**Direction:** Copy out all lines with the word "средства" in them.

Start

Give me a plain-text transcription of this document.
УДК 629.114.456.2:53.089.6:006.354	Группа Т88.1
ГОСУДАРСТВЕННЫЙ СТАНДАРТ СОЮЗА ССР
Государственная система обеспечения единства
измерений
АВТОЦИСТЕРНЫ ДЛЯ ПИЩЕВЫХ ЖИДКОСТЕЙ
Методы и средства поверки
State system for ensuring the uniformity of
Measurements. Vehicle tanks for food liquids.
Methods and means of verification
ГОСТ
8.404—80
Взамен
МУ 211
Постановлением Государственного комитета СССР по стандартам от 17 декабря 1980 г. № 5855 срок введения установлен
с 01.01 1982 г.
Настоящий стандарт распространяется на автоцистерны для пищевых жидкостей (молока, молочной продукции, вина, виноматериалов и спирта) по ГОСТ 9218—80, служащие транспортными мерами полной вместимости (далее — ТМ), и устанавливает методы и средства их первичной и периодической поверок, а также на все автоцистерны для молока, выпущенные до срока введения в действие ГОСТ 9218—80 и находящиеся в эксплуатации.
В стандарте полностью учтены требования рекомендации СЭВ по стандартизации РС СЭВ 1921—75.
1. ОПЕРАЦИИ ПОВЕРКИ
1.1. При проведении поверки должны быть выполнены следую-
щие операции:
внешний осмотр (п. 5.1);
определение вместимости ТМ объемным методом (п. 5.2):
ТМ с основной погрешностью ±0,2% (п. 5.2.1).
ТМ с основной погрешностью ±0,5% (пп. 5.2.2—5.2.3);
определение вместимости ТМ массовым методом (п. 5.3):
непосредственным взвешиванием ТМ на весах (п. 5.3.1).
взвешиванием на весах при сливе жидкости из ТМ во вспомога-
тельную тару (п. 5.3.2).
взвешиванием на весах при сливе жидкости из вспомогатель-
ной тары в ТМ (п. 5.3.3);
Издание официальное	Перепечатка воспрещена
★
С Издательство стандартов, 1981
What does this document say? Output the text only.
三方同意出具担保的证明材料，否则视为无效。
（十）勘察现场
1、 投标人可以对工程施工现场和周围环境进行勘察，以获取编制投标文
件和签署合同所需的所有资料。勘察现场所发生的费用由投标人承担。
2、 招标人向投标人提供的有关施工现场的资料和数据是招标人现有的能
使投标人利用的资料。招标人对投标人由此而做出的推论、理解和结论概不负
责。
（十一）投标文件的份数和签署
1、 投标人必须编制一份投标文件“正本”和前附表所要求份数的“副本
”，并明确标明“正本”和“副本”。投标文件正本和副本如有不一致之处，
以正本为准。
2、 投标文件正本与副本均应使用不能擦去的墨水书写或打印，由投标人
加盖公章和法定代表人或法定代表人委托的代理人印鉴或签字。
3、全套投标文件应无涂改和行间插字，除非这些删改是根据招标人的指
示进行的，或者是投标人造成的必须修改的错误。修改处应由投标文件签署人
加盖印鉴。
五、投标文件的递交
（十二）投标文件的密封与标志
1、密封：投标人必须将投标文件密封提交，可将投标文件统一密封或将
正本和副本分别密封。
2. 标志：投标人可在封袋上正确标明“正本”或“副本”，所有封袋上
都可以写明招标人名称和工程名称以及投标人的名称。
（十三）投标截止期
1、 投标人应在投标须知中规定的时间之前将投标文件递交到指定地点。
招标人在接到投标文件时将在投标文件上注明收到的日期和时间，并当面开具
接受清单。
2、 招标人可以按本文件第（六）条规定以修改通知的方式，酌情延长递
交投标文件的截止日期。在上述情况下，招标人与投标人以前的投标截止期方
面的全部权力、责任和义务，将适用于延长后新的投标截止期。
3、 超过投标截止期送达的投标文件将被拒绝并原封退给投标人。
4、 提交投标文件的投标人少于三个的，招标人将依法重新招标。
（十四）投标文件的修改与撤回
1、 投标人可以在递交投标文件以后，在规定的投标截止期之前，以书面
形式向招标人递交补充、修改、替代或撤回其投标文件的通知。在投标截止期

End

**Response to this exercise:**
Методы и средства поверки
Настоящий стандарт распространяется на автоцистерны для пищевых жидкостей (молока, молочной продукции, вина, виноматериалов и спирта) по ГОСТ 9218—80, служащие транспортными мерами полной вместимости (далее — ТМ), и устанавливает методы и средства их первичной и периодической поверок, а также на все автоцистерны для молока, выпущенные до срока введения в действие ГОСТ 9218—80 и находящиеся в эксплуатации.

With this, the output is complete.